# Start of DATA FOR THIS TASK
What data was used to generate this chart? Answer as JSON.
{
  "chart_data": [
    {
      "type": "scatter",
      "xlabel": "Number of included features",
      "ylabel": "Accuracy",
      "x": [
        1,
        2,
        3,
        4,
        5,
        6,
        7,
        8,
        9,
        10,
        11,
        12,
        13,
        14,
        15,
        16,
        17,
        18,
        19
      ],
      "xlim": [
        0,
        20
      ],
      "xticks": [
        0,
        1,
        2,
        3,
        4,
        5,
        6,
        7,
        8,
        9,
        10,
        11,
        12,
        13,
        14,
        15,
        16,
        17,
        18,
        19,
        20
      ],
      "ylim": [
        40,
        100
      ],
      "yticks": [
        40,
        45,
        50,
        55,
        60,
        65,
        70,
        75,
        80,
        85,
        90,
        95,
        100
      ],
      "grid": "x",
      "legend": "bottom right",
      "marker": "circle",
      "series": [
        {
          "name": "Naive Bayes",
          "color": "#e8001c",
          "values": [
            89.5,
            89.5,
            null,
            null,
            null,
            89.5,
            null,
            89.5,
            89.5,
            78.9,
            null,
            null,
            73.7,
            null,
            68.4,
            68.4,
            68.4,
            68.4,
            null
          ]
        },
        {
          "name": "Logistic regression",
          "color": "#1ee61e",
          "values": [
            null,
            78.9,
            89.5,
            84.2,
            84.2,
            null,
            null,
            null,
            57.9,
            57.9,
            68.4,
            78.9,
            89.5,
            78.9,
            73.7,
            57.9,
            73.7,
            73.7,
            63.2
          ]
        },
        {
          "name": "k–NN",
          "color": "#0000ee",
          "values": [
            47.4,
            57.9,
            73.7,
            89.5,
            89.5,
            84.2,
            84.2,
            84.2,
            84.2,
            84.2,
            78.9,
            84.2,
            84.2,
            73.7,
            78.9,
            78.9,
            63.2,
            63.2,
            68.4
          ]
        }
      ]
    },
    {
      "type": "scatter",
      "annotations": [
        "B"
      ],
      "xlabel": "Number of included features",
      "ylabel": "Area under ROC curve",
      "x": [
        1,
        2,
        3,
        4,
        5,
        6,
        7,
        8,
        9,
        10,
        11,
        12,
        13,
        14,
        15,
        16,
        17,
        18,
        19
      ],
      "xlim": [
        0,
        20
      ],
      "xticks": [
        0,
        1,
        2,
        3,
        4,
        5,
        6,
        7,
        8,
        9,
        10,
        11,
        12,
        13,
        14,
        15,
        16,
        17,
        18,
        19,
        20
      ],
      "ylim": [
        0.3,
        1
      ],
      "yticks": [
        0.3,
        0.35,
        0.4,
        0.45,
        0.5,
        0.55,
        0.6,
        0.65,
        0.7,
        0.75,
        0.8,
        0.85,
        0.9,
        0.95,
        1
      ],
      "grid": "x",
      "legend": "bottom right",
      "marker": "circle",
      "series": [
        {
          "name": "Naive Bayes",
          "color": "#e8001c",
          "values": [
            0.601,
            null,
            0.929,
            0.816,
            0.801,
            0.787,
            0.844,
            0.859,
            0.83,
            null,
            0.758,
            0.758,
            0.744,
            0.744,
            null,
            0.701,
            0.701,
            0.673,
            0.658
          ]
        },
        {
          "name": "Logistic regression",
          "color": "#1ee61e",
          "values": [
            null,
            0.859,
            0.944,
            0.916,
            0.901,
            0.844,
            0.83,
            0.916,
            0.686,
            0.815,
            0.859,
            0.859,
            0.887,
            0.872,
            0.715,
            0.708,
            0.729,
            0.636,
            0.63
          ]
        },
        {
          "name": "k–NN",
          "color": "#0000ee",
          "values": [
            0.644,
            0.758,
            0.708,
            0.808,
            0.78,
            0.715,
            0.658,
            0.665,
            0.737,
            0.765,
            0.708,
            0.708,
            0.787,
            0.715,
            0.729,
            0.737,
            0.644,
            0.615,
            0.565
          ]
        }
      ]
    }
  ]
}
# End of DATA FOR THIS TASK
__WHAT IS NEEDED__: Every record shown above should be written out again exactly.

__ANSWER IN FULL__:
What data was used to generate this chart? Answer as JSON.
{
  "chart_data": [
    {
      "type": "scatter",
      "xlabel": "Number of included features",
      "ylabel": "Accuracy",
      "x": [
        1,
        2,
        3,
        4,
        5,
        6,
        7,
        8,
        9,
        10,
        11,
        12,
        13,
        14,
        15,
        16,
        17,
        18,
        19
      ],
      "xlim": [
        0,
        20
      ],
      "xticks": [
        0,
        1,
        2,
        3,
        4,
        5,
        6,
        7,
        8,
        9,
        10,
        11,
        12,
        13,
        14,
        15,
        16,
        17,
        18,
        19,
        20
      ],
      "ylim": [
        40,
        100
      ],
      "yticks": [
        40,
        45,
        50,
        55,
        60,
        65,
        70,
        75,
        80,
        85,
        90,
        95,
        100
      ],
      "grid": "x",
      "legend": "bottom right",
      "marker": "circle",
      "series": [
        {
          "name": "Naive Bayes",
          "color": "#e8001c",
          "values": [
            89.5,
            89.5,
            null,
            null,
            null,
            89.5,
            null,
            89.5,
            89.5,
            78.9,
            null,
            null,
            73.7,
            null,
            68.4,
            68.4,
            68.4,
            68.4,
            null
          ]
        },
        {
          "name": "Logistic regression",
          "color": "#1ee61e",
          "values": [
            null,
            78.9,
            89.5,
            84.2,
            84.2,
            null,
            null,
            null,
            57.9,
            57.9,
            68.4,
            78.9,
            89.5,
            78.9,
            73.7,
            57.9,
            73.7,
            73.7,
            63.2
          ]
        },
        {
          "name": "k–NN",
          "color": "#0000ee",
          "values": [
            47.4,
            57.9,
            73.7,
            89.5,
            89.5,
            84.2,
            84.2,
            84.2,
            84.2,
            84.2,
            78.9,
            84.2,
            84.2,
            73.7,
            78.9,
            78.9,
            63.2,
            63.2,
            68.4
          ]
        }
      ]
    },
    {
      "type": "scatter",
      "annotations": [
        "B"
      ],
      "xlabel": "Number of included features",
      "ylabel": "Area under ROC curve",
      "x": [
        1,
        2,
        3,
        4,
        5,
        6,
        7,
        8,
        9,
        10,
        11,
        12,
        13,
        14,
        15,
        16,
        17,
        18,
        19
      ],
      "xlim": [
        0,
        20
      ],
      "xticks": [
        0,
        1,
        2,
        3,
        4,
        5,
        6,
        7,
        8,
        9,
        10,
        11,
        12,
        13,
        14,
        15,
        16,
        17,
        18,
        19,
        20
      ],
      "ylim": [
        0.3,
        1
      ],
      "yticks": [
        0.3,
        0.35,
        0.4,
        0.45,
        0.5,
        0.55,
        0.6,
        0.65,
        0.7,
        0.75,
        0.8,
        0.85,
        0.9,
        0.95,
        1
      ],
      "grid": "x",
      "legend": "bottom right",
      "marker": "circle",
      "series": [
        {
          "name": "Naive Bayes",
          "color": "#e8001c",
          "values": [
            0.601,
            null,
            0.929,
            0.816,
            0.801,
            0.787,
            0.844,
            0.859,
            0.83,
            null,
            0.758,
            0.758,
            0.744,
            0.744,
            null,
            0.701,
            0.701,
            0.673,
            0.658
          ]
        },
        {
          "name": "Logistic regression",
          "color": "#1ee61e",
          "values": [
            null,
            0.859,
            0.944,
            0.916,
            0.901,
            0.844,
            0.83,
            0.916,
            0.686,
            0.815,
            0.859,
            0.859,
            0.887,
            0.872,
            0.715,
            0.708,
            0.729,
            0.636,
            0.63
          ]
        },
        {
          "name": "k–NN",
          "color": "#0000ee",
          "values": [
            0.644,
            0.758,
            0.708,
            0.808,
            0.78,
            0.715,
            0.658,
            0.665,
            0.737,
            0.765,
            0.708,
            0.708,
            0.787,
            0.715,
            0.729,
            0.737,
            0.644,
            0.615,
            0.565
          ]
        }
      ]
    }
  ]
}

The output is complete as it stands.